TO BE DONE: Reproduce every record below exactly as written, but leave out any pictures.

[start DATA EXCERPTS]

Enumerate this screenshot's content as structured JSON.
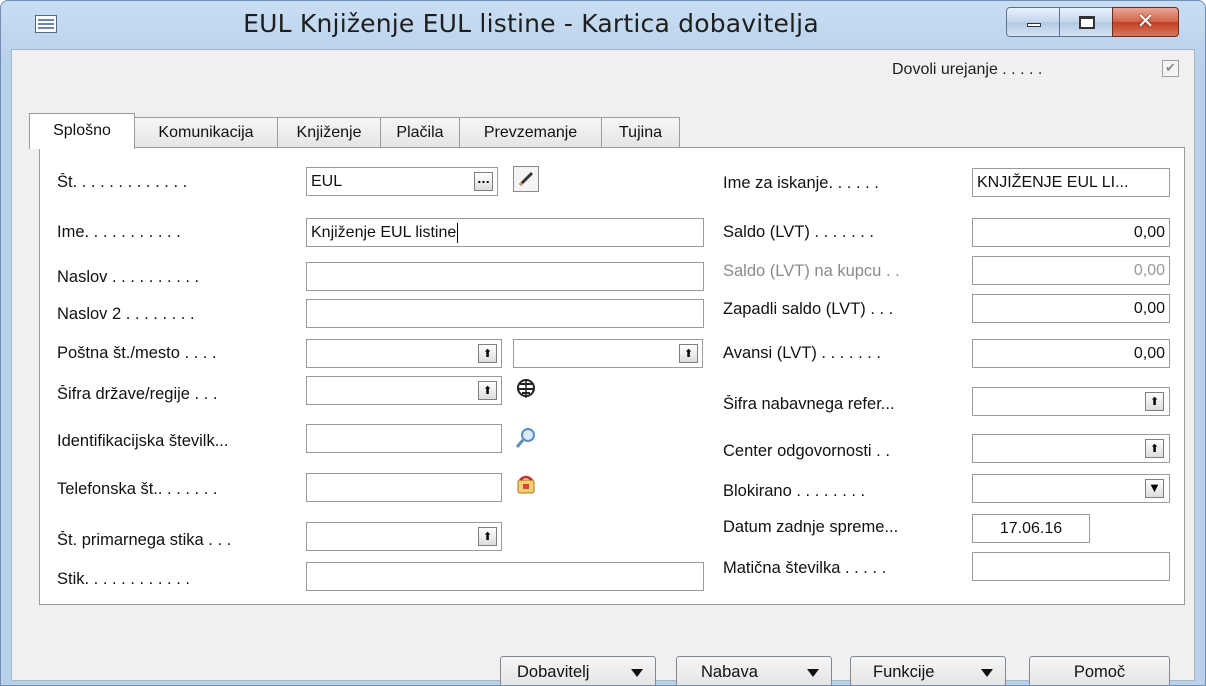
{
  "window": {
    "title": "EUL Knjiženje EUL listine - Kartica dobavitelja",
    "close_glyph": "✕"
  },
  "edit_allowed": {
    "label": "Dovoli urejanje . . . . .",
    "checked": true
  },
  "tabs": [
    {
      "label": "Splošno",
      "active": true
    },
    {
      "label": "Komunikacija"
    },
    {
      "label": "Knjiženje"
    },
    {
      "label": "Plačila"
    },
    {
      "label": "Prevzemanje"
    },
    {
      "label": "Tujina"
    }
  ],
  "left": {
    "no": {
      "label": "Št. . . . . . . . . . . . .",
      "value": "EUL",
      "lookup": "..."
    },
    "name": {
      "label": "Ime. . . . . . . . . . .",
      "value": "Knjiženje EUL listine"
    },
    "address": {
      "label": "Naslov . . . . . . . . . .",
      "value": ""
    },
    "address2": {
      "label": "Naslov 2 . . . . . . . .",
      "value": ""
    },
    "post_code": {
      "label": "Poštna št./mesto . . . .",
      "value": "",
      "city": ""
    },
    "country": {
      "label": "Šifra države/regije . . .",
      "value": ""
    },
    "vat_id": {
      "label": "Identifikacijska številk...",
      "value": ""
    },
    "phone": {
      "label": "Telefonska št.. . . . . . .",
      "value": ""
    },
    "contact_no": {
      "label": "Št. primarnega stika . . .",
      "value": ""
    },
    "contact": {
      "label": "Stik. . . . . . . . . . . .",
      "value": ""
    }
  },
  "right": {
    "search_name": {
      "label": "Ime za iskanje. . . . . .",
      "value": "KNJIŽENJE EUL LI..."
    },
    "balance": {
      "label": "Saldo (LVT) . . . . . . .",
      "value": "0,00"
    },
    "balance_customer": {
      "label": "Saldo (LVT) na kupcu . .",
      "value": "0,00"
    },
    "overdue": {
      "label": "Zapadli saldo (LVT) . . .",
      "value": "0,00"
    },
    "advances": {
      "label": "Avansi (LVT) . . . . . . .",
      "value": "0,00"
    },
    "purchaser": {
      "label": "Šifra nabavnega refer...",
      "value": ""
    },
    "resp_center": {
      "label": "Center odgovornosti . .",
      "value": ""
    },
    "blocked": {
      "label": "Blokirano . . . . . . . .",
      "value": ""
    },
    "last_modified": {
      "label": "Datum zadnje spreme...",
      "value": "17.06.16"
    },
    "reg_no": {
      "label": "Matična številka . . . . .",
      "value": ""
    }
  },
  "buttons": {
    "vendor": "Dobavitelj",
    "purchase": "Nabava",
    "functions": "Funkcije",
    "help": "Pomoč"
  },
  "icons": {
    "app": "form-icon",
    "edit": "pencil-icon",
    "country": "globe-icon",
    "vat_check": "magnifier-icon",
    "phone": "phone-icon",
    "lookup_arrow": "up-arrow-icon",
    "dropdown": "down-arrow-icon"
  },
  "colors": {
    "title_bar": "#b9d1ea",
    "close_button": "#c9452a",
    "panel": "#ffffff",
    "frame": "#f0f0f0"
  }
}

[end DATA EXCERPTS]

THE ANSWER:
Enumerate this screenshot's content as structured JSON.
{
  "window": {
    "title": "EUL Knjiženje EUL listine - Kartica dobavitelja",
    "close_glyph": "✕"
  },
  "edit_allowed": {
    "label": "Dovoli urejanje . . . . .",
    "checked": true
  },
  "tabs": [
    {
      "label": "Splošno",
      "active": true
    },
    {
      "label": "Komunikacija"
    },
    {
      "label": "Knjiženje"
    },
    {
      "label": "Plačila"
    },
    {
      "label": "Prevzemanje"
    },
    {
      "label": "Tujina"
    }
  ],
  "left": {
    "no": {
      "label": "Št. . . . . . . . . . . . .",
      "value": "EUL",
      "lookup": "..."
    },
    "name": {
      "label": "Ime. . . . . . . . . . .",
      "value": "Knjiženje EUL listine"
    },
    "address": {
      "label": "Naslov . . . . . . . . . .",
      "value": ""
    },
    "address2": {
      "label": "Naslov 2 . . . . . . . .",
      "value": ""
    },
    "post_code": {
      "label": "Poštna št./mesto . . . .",
      "value": "",
      "city": ""
    },
    "country": {
      "label": "Šifra države/regije . . .",
      "value": ""
    },
    "vat_id": {
      "label": "Identifikacijska številk...",
      "value": ""
    },
    "phone": {
      "label": "Telefonska št.. . . . . . .",
      "value": ""
    },
    "contact_no": {
      "label": "Št. primarnega stika . . .",
      "value": ""
    },
    "contact": {
      "label": "Stik. . . . . . . . . . . .",
      "value": ""
    }
  },
  "right": {
    "search_name": {
      "label": "Ime za iskanje. . . . . .",
      "value": "KNJIŽENJE EUL LI..."
    },
    "balance": {
      "label": "Saldo (LVT) . . . . . . .",
      "value": "0,00"
    },
    "balance_customer": {
      "label": "Saldo (LVT) na kupcu . .",
      "value": "0,00"
    },
    "overdue": {
      "label": "Zapadli saldo (LVT) . . .",
      "value": "0,00"
    },
    "advances": {
      "label": "Avansi (LVT) . . . . . . .",
      "value": "0,00"
    },
    "purchaser": {
      "label": "Šifra nabavnega refer...",
      "value": ""
    },
    "resp_center": {
      "label": "Center odgovornosti . .",
      "value": ""
    },
    "blocked": {
      "label": "Blokirano . . . . . . . .",
      "value": ""
    },
    "last_modified": {
      "label": "Datum zadnje spreme...",
      "value": "17.06.16"
    },
    "reg_no": {
      "label": "Matična številka . . . . .",
      "value": ""
    }
  },
  "buttons": {
    "vendor": "Dobavitelj",
    "purchase": "Nabava",
    "functions": "Funkcije",
    "help": "Pomoč"
  },
  "icons": {
    "app": "form-icon",
    "edit": "pencil-icon",
    "country": "globe-icon",
    "vat_check": "magnifier-icon",
    "phone": "phone-icon",
    "lookup_arrow": "up-arrow-icon",
    "dropdown": "down-arrow-icon"
  },
  "colors": {
    "title_bar": "#b9d1ea",
    "close_button": "#c9452a",
    "panel": "#ffffff",
    "frame": "#f0f0f0"
  }
}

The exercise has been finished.